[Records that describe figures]
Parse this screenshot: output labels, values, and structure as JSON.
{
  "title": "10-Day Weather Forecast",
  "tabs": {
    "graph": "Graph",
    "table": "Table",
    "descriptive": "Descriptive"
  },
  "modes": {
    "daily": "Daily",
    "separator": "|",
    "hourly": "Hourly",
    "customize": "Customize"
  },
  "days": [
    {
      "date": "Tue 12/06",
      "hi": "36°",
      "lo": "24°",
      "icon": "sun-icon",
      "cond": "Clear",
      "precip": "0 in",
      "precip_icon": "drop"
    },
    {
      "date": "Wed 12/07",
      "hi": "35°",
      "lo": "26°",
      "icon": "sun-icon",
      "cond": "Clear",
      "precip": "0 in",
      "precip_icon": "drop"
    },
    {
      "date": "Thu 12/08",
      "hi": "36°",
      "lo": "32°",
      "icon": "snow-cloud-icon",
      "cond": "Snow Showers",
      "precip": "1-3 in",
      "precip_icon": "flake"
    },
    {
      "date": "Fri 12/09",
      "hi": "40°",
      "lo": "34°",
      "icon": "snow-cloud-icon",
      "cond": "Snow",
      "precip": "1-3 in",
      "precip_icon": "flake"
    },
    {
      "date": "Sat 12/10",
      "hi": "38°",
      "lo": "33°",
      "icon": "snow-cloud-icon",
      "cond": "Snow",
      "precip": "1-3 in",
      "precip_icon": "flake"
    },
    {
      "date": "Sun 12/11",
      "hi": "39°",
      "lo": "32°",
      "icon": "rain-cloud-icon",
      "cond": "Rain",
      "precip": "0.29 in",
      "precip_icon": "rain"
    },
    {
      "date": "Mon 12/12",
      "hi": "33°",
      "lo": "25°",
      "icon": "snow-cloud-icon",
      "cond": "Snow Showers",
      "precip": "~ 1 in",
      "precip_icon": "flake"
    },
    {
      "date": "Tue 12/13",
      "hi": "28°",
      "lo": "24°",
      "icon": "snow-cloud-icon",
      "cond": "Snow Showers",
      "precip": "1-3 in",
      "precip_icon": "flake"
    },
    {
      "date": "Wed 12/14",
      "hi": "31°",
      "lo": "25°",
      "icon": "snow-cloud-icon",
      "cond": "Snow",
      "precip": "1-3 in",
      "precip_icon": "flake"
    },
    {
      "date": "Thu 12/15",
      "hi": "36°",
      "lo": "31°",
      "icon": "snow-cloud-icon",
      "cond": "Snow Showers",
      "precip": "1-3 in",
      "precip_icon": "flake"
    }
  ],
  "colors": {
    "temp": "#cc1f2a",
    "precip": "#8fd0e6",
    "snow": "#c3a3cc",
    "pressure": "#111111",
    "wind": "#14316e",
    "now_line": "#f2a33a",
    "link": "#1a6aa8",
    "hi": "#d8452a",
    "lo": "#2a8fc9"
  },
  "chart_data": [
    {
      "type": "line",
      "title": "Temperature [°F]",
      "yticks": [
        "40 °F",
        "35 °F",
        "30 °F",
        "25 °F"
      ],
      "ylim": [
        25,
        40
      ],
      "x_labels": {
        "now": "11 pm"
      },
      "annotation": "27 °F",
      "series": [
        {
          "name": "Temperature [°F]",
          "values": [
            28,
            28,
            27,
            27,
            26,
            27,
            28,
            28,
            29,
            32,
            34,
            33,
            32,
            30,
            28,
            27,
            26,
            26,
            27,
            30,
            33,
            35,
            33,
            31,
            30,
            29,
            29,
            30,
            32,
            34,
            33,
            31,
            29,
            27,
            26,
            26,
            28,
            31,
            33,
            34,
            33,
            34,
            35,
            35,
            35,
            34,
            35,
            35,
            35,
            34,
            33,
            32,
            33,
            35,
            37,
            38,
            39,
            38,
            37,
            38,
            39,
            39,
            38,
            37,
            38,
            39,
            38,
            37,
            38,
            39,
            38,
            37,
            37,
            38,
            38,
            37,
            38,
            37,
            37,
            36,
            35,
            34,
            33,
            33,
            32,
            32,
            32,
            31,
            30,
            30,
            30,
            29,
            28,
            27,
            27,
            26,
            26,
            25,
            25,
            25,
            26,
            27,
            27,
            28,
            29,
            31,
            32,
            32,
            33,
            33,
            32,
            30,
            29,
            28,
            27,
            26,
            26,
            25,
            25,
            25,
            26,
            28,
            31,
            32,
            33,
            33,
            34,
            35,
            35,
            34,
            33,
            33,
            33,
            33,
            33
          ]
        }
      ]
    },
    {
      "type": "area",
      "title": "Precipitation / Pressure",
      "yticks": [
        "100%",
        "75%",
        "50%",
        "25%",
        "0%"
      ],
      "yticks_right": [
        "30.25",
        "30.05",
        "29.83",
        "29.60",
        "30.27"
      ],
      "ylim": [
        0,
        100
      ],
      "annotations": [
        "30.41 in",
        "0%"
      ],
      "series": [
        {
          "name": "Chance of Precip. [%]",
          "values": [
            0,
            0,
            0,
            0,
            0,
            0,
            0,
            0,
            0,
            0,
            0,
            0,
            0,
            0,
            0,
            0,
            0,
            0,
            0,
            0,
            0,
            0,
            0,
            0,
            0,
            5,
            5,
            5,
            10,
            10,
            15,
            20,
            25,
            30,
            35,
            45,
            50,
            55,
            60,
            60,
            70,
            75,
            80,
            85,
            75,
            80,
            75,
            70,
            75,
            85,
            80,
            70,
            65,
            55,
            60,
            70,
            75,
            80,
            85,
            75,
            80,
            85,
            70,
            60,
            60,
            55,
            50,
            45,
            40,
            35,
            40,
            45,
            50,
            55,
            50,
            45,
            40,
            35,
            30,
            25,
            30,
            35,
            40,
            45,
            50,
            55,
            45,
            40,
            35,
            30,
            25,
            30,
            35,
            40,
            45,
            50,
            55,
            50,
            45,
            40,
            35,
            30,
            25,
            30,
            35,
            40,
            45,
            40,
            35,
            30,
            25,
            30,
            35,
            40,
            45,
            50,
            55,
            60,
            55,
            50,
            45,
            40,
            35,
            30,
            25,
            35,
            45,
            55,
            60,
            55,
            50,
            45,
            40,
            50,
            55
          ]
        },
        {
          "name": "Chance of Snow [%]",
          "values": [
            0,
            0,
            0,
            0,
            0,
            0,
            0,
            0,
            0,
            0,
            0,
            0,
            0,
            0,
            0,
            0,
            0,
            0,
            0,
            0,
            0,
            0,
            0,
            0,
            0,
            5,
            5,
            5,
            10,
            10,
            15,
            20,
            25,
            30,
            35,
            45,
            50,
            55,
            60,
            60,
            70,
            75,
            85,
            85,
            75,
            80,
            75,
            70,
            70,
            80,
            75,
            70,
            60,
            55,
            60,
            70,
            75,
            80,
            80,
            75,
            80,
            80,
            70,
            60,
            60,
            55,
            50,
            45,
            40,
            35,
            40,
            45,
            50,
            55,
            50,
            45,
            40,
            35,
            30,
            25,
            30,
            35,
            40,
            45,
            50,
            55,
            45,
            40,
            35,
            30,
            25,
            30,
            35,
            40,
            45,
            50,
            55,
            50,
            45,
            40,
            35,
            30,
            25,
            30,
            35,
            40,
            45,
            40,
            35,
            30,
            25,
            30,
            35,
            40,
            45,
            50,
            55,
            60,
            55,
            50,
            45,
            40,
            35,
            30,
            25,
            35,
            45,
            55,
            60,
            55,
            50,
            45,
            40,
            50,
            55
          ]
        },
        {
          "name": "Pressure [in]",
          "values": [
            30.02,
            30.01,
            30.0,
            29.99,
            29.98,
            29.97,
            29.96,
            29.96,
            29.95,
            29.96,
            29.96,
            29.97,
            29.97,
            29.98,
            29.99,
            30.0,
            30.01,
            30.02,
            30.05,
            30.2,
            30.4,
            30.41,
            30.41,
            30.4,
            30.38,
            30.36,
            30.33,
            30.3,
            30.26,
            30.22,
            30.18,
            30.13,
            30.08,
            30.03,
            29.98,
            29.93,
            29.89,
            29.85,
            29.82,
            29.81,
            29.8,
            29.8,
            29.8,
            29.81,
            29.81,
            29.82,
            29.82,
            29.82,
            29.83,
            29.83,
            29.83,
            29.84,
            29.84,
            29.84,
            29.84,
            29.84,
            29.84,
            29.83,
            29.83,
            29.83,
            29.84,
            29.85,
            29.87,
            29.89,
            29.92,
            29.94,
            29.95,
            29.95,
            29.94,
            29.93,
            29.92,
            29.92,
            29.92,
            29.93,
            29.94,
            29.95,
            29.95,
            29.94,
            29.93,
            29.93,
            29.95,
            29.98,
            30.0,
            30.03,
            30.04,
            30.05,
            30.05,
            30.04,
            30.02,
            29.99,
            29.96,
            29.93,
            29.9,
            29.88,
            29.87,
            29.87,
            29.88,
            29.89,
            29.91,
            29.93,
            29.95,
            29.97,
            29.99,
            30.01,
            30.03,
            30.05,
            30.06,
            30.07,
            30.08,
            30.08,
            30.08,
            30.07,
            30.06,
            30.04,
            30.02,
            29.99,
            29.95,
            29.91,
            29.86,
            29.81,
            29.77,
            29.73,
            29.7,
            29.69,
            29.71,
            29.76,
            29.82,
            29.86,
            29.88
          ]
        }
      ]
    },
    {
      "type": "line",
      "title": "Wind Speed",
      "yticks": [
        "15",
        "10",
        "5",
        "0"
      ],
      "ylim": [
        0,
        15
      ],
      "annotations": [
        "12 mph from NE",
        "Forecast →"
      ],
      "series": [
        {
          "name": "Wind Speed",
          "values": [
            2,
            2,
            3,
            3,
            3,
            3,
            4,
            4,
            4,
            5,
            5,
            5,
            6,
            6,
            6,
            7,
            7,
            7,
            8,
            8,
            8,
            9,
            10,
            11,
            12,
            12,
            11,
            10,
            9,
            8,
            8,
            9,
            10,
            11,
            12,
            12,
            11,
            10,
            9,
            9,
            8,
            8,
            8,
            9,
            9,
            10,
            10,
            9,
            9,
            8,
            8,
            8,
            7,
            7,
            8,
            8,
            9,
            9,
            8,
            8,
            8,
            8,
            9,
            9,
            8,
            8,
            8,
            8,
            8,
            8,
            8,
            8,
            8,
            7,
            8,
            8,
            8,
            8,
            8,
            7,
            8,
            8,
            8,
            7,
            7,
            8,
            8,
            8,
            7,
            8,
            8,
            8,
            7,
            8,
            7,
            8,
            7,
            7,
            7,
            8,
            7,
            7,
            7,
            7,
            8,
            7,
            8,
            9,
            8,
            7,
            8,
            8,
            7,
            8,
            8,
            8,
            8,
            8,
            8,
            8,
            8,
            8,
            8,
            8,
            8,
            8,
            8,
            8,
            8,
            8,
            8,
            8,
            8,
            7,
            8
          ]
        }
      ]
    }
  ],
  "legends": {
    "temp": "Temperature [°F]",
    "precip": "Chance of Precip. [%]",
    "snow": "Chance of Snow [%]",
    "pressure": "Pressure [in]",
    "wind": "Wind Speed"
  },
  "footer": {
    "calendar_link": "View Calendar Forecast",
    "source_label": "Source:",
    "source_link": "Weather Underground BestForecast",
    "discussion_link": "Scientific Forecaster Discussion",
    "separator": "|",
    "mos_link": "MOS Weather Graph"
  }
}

# Stated problem
Search the entries for the string "Graph" and collect each line that has it.

# Full response
    "graph": "Graph",
    "mos_link": "MOS Weather Graph"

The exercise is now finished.